>> BEGIN Records supplied

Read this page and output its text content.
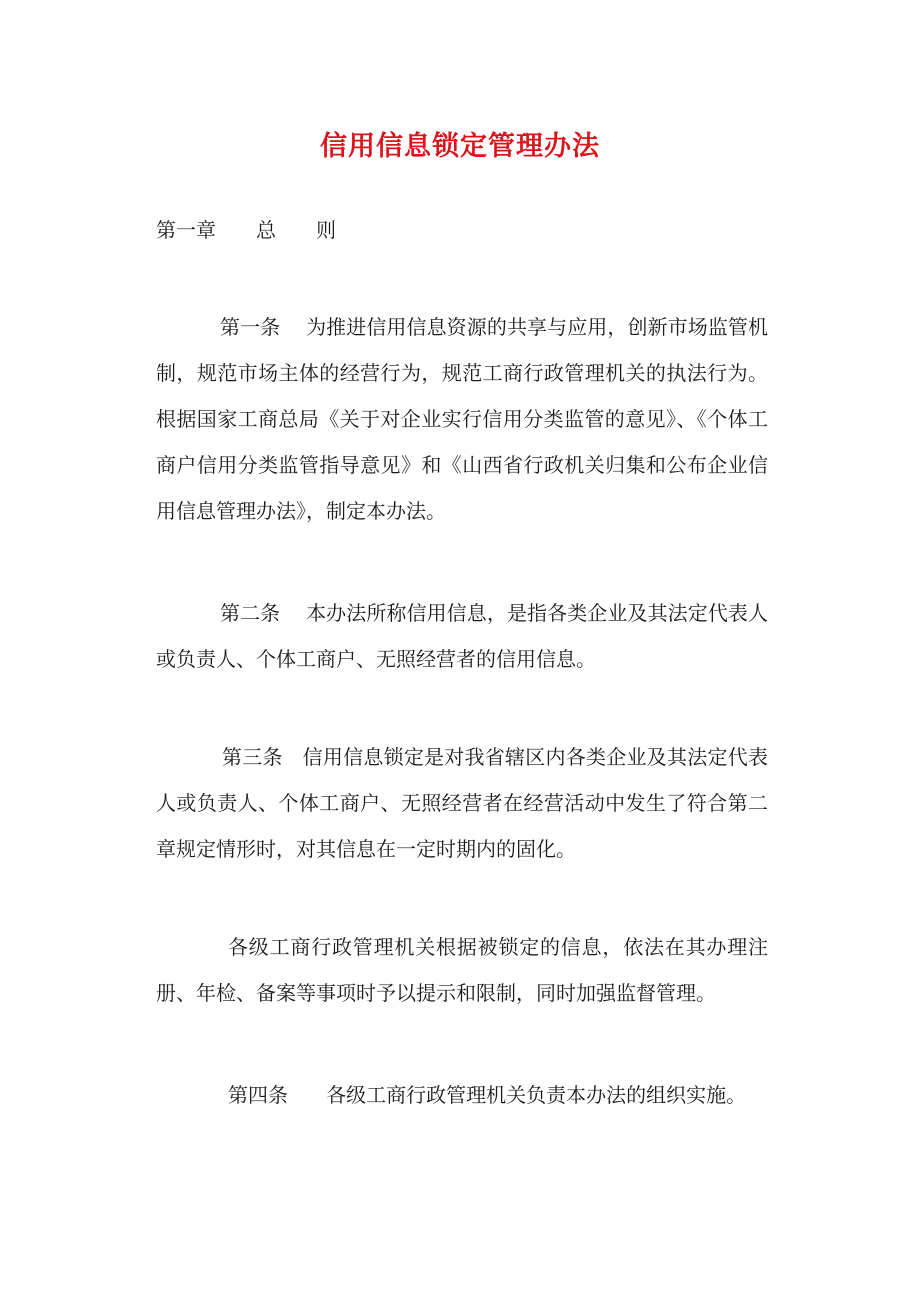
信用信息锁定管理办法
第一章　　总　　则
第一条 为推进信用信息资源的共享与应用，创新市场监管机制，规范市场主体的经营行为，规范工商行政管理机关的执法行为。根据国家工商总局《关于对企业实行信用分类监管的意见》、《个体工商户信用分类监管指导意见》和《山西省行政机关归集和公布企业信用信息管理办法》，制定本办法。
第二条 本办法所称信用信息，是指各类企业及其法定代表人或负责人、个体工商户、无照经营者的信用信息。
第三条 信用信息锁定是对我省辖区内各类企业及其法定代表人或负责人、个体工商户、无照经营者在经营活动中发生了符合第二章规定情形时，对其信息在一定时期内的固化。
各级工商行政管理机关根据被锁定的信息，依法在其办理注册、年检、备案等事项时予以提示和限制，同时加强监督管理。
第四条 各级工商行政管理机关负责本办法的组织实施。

>> END Records supplied
>> BEGIN Records supplied

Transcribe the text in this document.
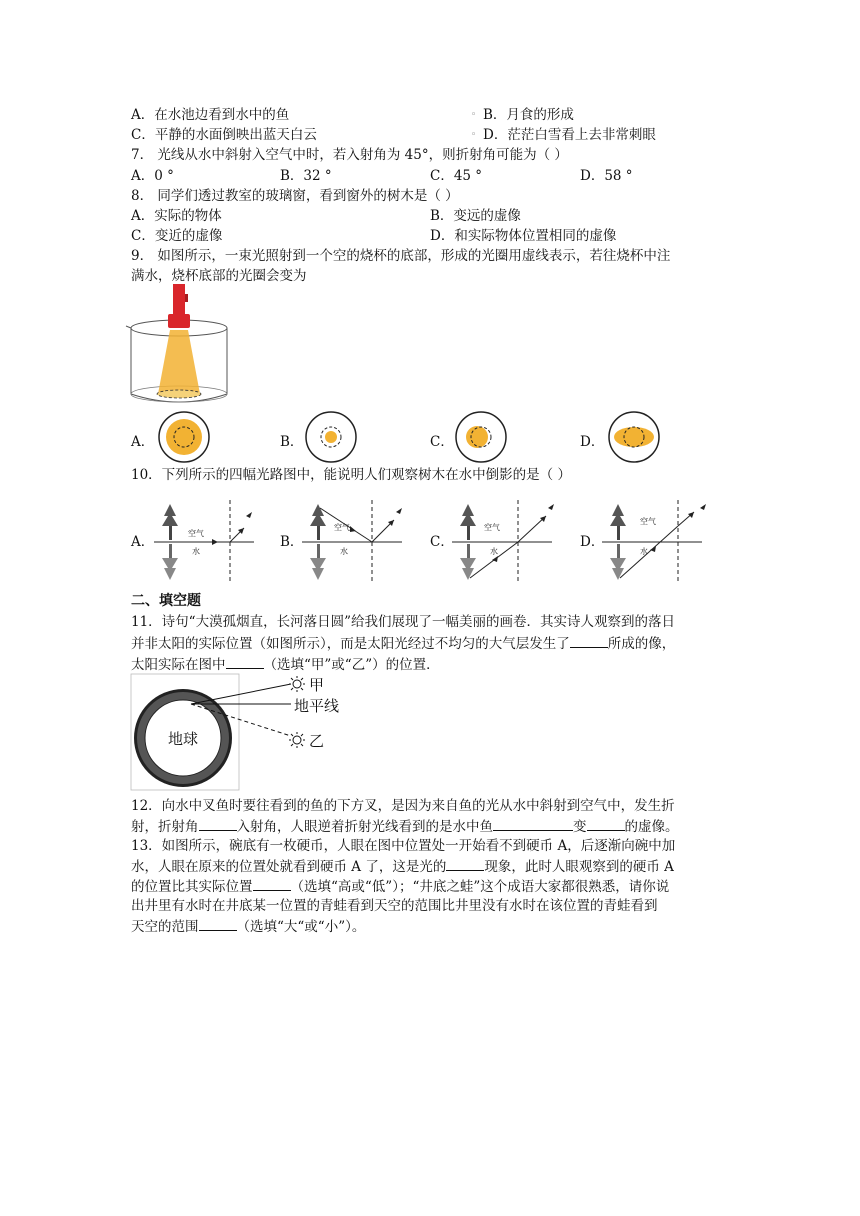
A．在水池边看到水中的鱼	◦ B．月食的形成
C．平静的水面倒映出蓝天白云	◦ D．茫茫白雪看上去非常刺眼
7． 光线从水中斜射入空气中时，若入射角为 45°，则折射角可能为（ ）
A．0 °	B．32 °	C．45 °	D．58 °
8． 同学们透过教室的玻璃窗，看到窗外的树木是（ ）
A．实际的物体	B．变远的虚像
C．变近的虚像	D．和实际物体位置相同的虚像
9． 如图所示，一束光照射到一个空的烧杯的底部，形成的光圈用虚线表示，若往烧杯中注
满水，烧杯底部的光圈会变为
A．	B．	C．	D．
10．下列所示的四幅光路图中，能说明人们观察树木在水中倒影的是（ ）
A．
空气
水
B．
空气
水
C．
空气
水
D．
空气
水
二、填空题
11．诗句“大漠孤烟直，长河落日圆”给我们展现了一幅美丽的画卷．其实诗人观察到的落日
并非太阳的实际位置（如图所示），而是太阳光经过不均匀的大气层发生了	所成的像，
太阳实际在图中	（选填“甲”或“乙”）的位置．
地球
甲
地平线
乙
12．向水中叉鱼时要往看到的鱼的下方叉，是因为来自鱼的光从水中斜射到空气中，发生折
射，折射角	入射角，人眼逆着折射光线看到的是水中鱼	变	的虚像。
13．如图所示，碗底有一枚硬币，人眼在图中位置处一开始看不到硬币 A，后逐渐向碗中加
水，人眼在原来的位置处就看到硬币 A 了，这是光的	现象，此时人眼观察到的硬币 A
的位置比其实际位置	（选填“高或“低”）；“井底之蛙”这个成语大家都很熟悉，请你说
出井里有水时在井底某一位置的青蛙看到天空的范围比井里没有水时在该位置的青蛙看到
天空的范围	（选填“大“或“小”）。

>> END Records supplied

Direction:
Which lines above contain the word "this"? Copy each of them.

Task solution:
Read this page and output its text content.
Transcribe the text in this document.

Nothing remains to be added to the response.